=== Extracted information ===
-.-.-

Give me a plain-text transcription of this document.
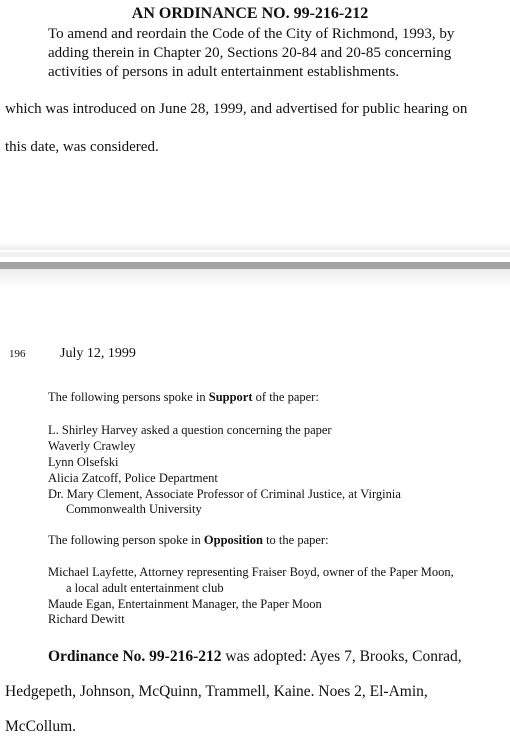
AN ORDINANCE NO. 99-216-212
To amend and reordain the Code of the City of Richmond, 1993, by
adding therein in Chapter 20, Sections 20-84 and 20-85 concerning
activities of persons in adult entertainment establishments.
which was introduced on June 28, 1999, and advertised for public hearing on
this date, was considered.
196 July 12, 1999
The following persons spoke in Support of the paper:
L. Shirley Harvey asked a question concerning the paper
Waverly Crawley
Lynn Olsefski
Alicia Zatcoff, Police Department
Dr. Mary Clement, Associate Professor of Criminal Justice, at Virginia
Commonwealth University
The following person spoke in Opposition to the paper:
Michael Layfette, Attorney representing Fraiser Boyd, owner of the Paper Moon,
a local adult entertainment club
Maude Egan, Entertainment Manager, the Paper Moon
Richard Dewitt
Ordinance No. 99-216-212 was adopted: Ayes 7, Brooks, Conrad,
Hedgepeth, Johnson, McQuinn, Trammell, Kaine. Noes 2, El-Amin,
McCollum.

-.-.-

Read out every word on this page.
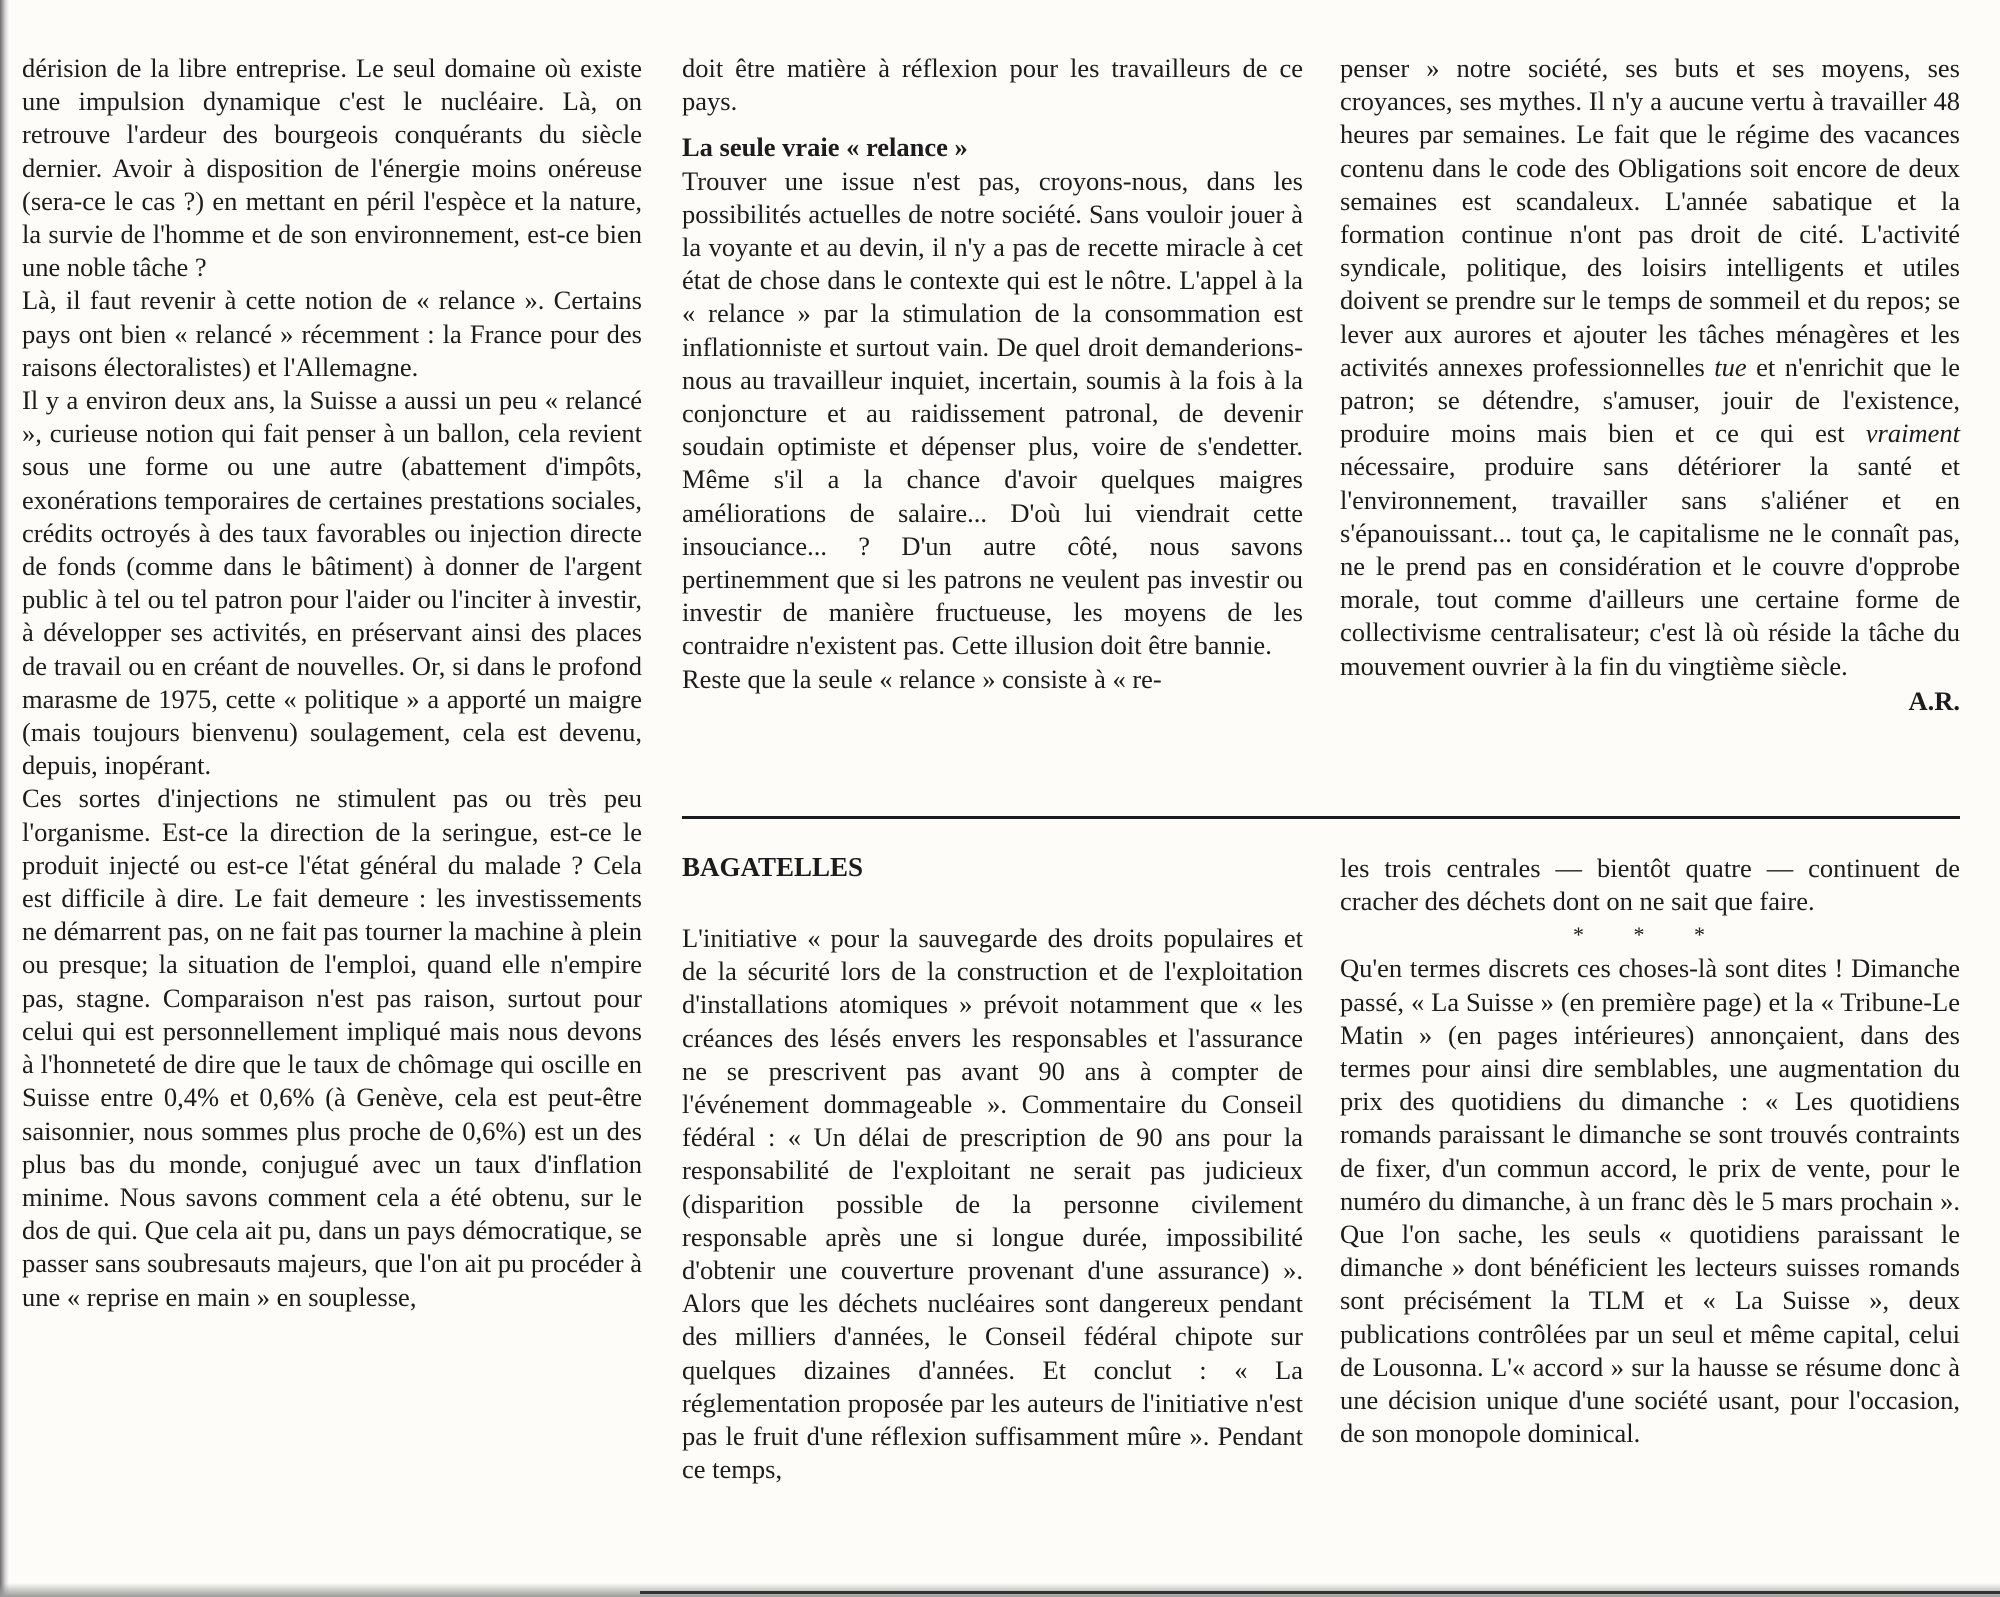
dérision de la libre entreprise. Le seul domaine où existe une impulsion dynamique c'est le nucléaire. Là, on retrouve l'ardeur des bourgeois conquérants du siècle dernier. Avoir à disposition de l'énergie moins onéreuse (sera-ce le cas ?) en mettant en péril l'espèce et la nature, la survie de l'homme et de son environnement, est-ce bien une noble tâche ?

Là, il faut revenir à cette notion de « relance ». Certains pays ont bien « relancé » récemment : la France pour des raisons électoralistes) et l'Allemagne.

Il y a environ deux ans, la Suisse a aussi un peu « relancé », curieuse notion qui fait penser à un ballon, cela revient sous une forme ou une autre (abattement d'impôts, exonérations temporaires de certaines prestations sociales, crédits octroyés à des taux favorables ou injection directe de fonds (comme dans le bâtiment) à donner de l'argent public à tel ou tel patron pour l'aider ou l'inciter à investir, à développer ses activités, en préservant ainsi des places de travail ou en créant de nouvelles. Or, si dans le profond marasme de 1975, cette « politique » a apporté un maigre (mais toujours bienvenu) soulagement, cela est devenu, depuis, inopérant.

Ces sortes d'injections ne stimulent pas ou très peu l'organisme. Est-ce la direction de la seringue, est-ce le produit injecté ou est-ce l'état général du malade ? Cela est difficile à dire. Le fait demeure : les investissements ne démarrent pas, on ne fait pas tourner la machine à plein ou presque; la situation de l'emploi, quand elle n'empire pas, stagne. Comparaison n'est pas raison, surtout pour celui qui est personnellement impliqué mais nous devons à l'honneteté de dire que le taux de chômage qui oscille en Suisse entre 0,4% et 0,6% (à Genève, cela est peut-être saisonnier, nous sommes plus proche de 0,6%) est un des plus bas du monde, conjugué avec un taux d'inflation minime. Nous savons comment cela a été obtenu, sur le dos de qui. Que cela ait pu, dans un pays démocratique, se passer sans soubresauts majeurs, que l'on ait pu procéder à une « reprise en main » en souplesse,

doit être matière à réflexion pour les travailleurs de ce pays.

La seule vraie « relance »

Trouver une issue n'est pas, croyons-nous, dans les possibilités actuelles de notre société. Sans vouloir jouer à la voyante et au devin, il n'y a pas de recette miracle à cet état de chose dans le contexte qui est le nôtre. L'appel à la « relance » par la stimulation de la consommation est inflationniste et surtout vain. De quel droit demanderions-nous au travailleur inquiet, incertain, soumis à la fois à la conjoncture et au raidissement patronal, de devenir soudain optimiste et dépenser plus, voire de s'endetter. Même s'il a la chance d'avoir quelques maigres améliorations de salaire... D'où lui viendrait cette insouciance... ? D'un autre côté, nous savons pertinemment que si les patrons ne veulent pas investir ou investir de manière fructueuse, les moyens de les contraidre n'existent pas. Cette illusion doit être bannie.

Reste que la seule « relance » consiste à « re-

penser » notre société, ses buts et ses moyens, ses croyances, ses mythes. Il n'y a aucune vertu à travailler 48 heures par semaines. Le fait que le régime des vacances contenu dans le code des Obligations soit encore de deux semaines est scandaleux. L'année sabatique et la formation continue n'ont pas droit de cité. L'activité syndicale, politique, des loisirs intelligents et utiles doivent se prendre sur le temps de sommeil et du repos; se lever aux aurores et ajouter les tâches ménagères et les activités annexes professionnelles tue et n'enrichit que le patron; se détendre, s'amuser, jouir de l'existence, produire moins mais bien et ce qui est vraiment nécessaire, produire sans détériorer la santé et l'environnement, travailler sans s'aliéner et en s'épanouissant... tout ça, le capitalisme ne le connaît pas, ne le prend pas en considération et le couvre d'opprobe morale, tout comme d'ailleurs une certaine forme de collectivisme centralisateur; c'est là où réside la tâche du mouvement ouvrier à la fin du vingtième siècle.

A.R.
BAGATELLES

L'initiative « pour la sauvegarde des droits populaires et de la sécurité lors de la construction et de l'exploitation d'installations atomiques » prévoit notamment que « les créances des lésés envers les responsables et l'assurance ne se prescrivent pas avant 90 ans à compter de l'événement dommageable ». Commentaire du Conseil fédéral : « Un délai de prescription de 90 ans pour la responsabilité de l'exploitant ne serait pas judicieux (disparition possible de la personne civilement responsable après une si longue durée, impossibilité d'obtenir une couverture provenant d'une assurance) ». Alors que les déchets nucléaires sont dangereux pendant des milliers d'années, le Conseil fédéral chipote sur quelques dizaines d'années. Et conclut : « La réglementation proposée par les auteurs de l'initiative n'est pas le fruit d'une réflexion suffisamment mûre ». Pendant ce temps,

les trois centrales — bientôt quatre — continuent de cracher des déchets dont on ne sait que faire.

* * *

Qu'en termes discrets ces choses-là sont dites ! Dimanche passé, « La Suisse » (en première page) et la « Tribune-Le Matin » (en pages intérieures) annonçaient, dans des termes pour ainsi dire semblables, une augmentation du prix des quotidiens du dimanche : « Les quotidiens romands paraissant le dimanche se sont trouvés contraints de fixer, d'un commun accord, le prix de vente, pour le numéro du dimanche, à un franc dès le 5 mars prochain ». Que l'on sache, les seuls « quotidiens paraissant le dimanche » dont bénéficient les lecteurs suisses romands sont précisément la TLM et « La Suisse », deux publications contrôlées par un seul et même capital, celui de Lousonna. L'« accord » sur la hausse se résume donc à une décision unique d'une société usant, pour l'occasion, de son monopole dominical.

-.-.-

=== Task to complete ===
Pick each line holding the word "this" out of the data and copy it.

=== Task answer ===
Give me a plain-text transcription of this document.
this date, was considered.
Read out every word on this page.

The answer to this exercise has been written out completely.